## Set exercise
Restate the data below word for word. Skip any images it contains.

^^^^

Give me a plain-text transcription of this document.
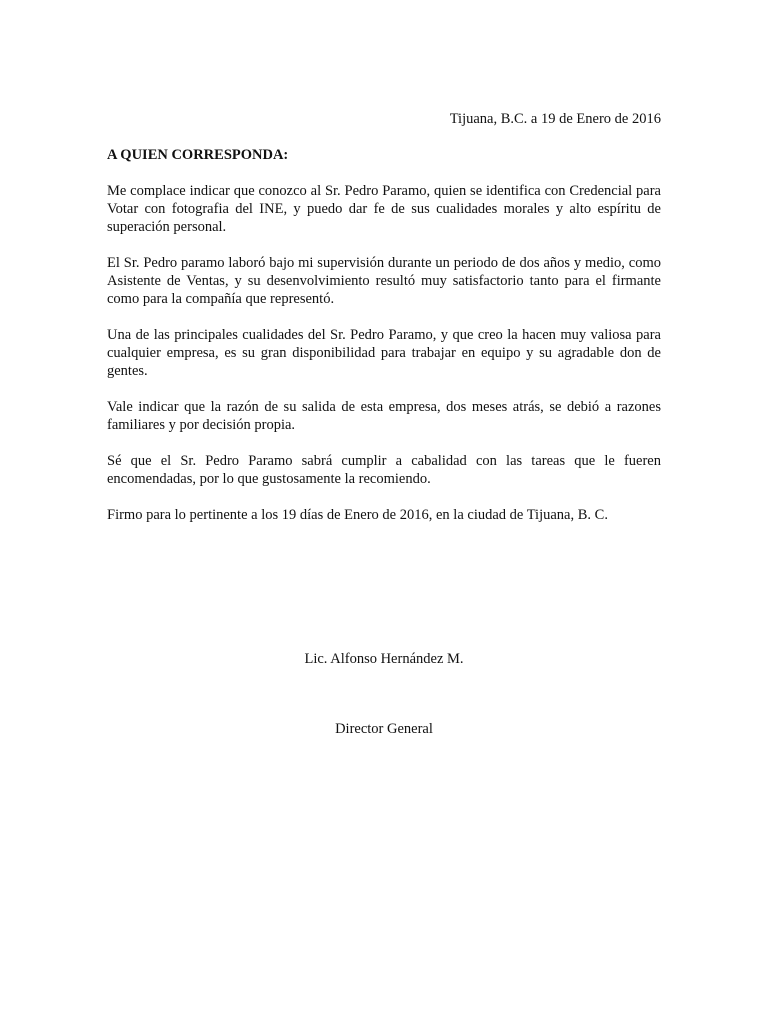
Tijuana, B.C. a 19 de Enero de 2016
A QUIEN CORRESPONDA:

Me complace indicar que conozco al Sr. Pedro Paramo, quien se identifica con Credencial para Votar con fotografia del INE, y puedo dar fe de sus cualidades morales y alto espíritu de superación personal.

El Sr. Pedro paramo laboró bajo mi supervisión durante un periodo de dos años y medio, como Asistente de Ventas, y su desenvolvimiento resultó muy satisfactorio tanto para el firmante como para la compañía que representó.

Una de las principales cualidades del Sr. Pedro Paramo, y que creo la hacen muy valiosa para cualquier empresa, es su gran disponibilidad para trabajar en equipo y su agradable don de gentes.

Vale indicar que la razón de su salida de esta empresa, dos meses atrás, se debió a razones familiares y por decisión propia.

Sé que el Sr. Pedro Paramo sabrá cumplir a cabalidad con las tareas que le fueren encomendadas, por lo que gustosamente la recomiendo.

Firmo para lo pertinente a los 19 días de Enero de 2016, en la ciudad de Tijuana, B. C.

Lic. Alfonso Hernández M.
Director General
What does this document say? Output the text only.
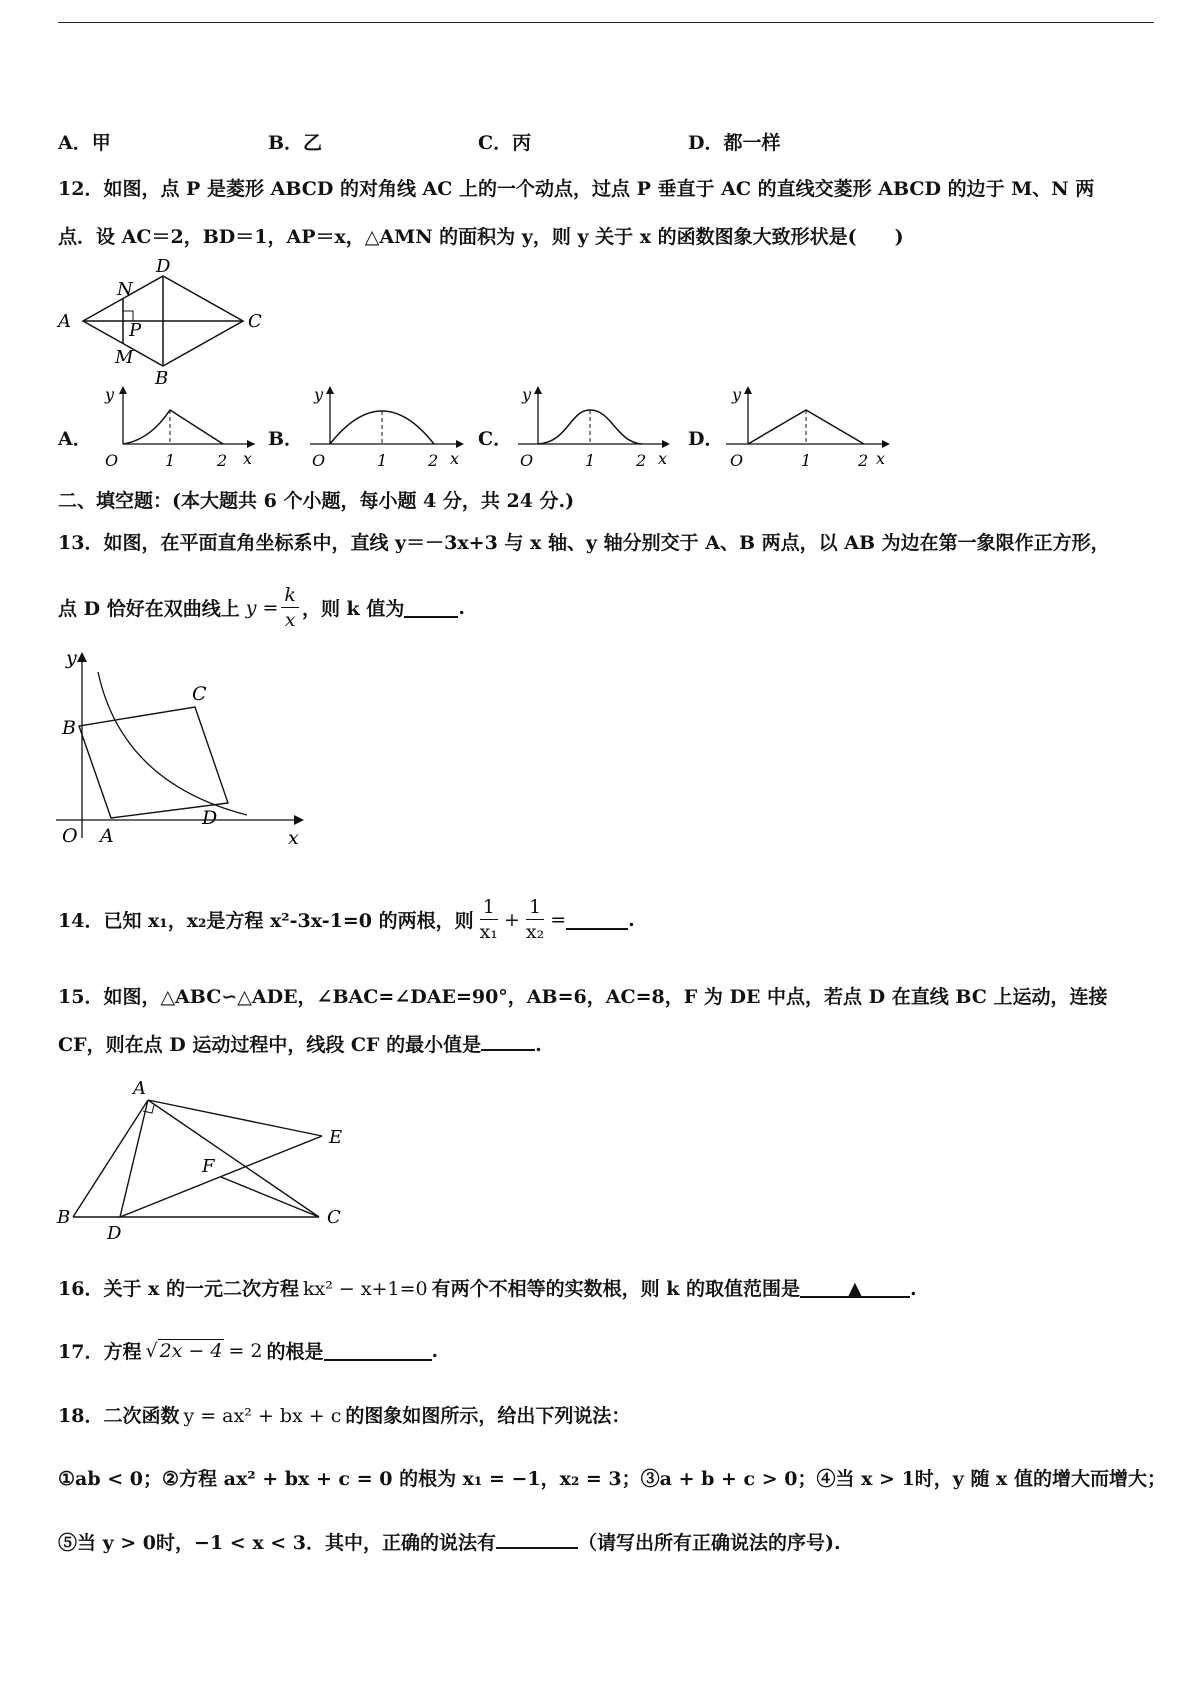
A．甲	B．乙	C．丙	D．都一样
12．如图，点 P 是菱形 ABCD 的对角线 AC 上的一个动点，过点 P 垂直于 AC 的直线交菱形 ABCD 的边于 M、N 两
点．设 AC＝2，BD＝1，AP＝x，△AMN 的面积为 y，则 y 关于 x 的函数图象大致形状是(　　)
A
D
C
B
N
M
P
A．	B．	C．	D．
y
O	1	2 x
y
O	1	2 x
y
O	1	2 x
y
O	1	2 x
二、填空题：(本大题共 6 个小题，每小题 4 分，共 24 分.)
13．如图，在平面直角坐标系中，直线 y＝－3x+3 与 x 轴、y 轴分别交于 A、B 两点，以 AB 为边在第一象限作正方形，
点 D 恰好在双曲线上 $y = \frac{k}{x}$ ，则 k 值为	.
y
x
O A
B
C
D
14．已知 x₁，x₂是方程 x²-3x-1=0 的两根，则 $\frac{1}{\text{x₁}} + \frac{1}{\text{x₂}}$ =	.
15．如图，△ABC∽△ADE，∠BAC=∠DAE=90°，AB=6，AC=8，F 为 DE 中点，若点 D 在直线 BC 上运动，连接
CF，则在点 D 运动过程中，线段 CF 的最小值是	.
A
B	C
D
E
F
16．关于 x 的一元二次方程 kx² − x+1=0 有两个不相等的实数根，则 k 的取值范围是	▲	.
17．方程 √ 2x − 4 = 2 的根是	.
18．二次函数 y = ax² + bx + c 的图象如图所示，给出下列说法：
①ab < 0；②方程 ax² + bx + c = 0 的根为 x₁ = −1，x₂ = 3；③a + b + c > 0；④当 x > 1时，y 随 x 值的增大而增大；
⑤当 y > 0时，−1 < x < 3．其中，正确的说法有	（请写出所有正确说法的序号).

^^^^

## Solution
Give me a plain-text transcription of this document.
Tijuana, B.C. a 19 de Enero de 2016
A QUIEN CORRESPONDA:

Me complace indicar que conozco al Sr. Pedro Paramo, quien se identifica con Credencial para Votar con fotografia del INE, y puedo dar fe de sus cualidades morales y alto espíritu de superación personal.

El Sr. Pedro paramo laboró bajo mi supervisión durante un periodo de dos años y medio, como Asistente de Ventas, y su desenvolvimiento resultó muy satisfactorio tanto para el firmante como para la compañía que representó.

Una de las principales cualidades del Sr. Pedro Paramo, y que creo la hacen muy valiosa para cualquier empresa, es su gran disponibilidad para trabajar en equipo y su agradable don de gentes.

Vale indicar que la razón de su salida de esta empresa, dos meses atrás, se debió a razones familiares y por decisión propia.

Sé que el Sr. Pedro Paramo sabrá cumplir a cabalidad con las tareas que le fueren encomendadas, por lo que gustosamente la recomiendo.

Firmo para lo pertinente a los 19 días de Enero de 2016, en la ciudad de Tijuana, B. C.

Lic. Alfonso Hernández M.
Director General
What does this document say? Output the text only.
A．甲	B．乙	C．丙	D．都一样
12．如图，点 P 是菱形 ABCD 的对角线 AC 上的一个动点，过点 P 垂直于 AC 的直线交菱形 ABCD 的边于 M、N 两
点．设 AC＝2，BD＝1，AP＝x，△AMN 的面积为 y，则 y 关于 x 的函数图象大致形状是(　　)
A
D
C
B
N
M
P
A．	B．	C．	D．
y
O	1	2 x
y
O	1	2 x
y
O	1	2 x
y
O	1	2 x
二、填空题：(本大题共 6 个小题，每小题 4 分，共 24 分.)
13．如图，在平面直角坐标系中，直线 y＝－3x+3 与 x 轴、y 轴分别交于 A、B 两点，以 AB 为边在第一象限作正方形，
点 D 恰好在双曲线上 $y = \frac{k}{x}$ ，则 k 值为	.
y
x
O A
B
C
D
14．已知 x₁，x₂是方程 x²-3x-1=0 的两根，则 $\frac{1}{\text{x₁}} + \frac{1}{\text{x₂}}$ =	.
15．如图，△ABC∽△ADE，∠BAC=∠DAE=90°，AB=6，AC=8，F 为 DE 中点，若点 D 在直线 BC 上运动，连接
CF，则在点 D 运动过程中，线段 CF 的最小值是	.
A
B	C
D
E
F
16．关于 x 的一元二次方程 kx² − x+1=0 有两个不相等的实数根，则 k 的取值范围是	▲	.
17．方程 √ 2x − 4 = 2 的根是	.
18．二次函数 y = ax² + bx + c 的图象如图所示，给出下列说法：
①ab < 0；②方程 ax² + bx + c = 0 的根为 x₁ = −1，x₂ = 3；③a + b + c > 0；④当 x > 1时，y 随 x 值的增大而增大；
⑤当 y > 0时，−1 < x < 3．其中，正确的说法有	（请写出所有正确说法的序号).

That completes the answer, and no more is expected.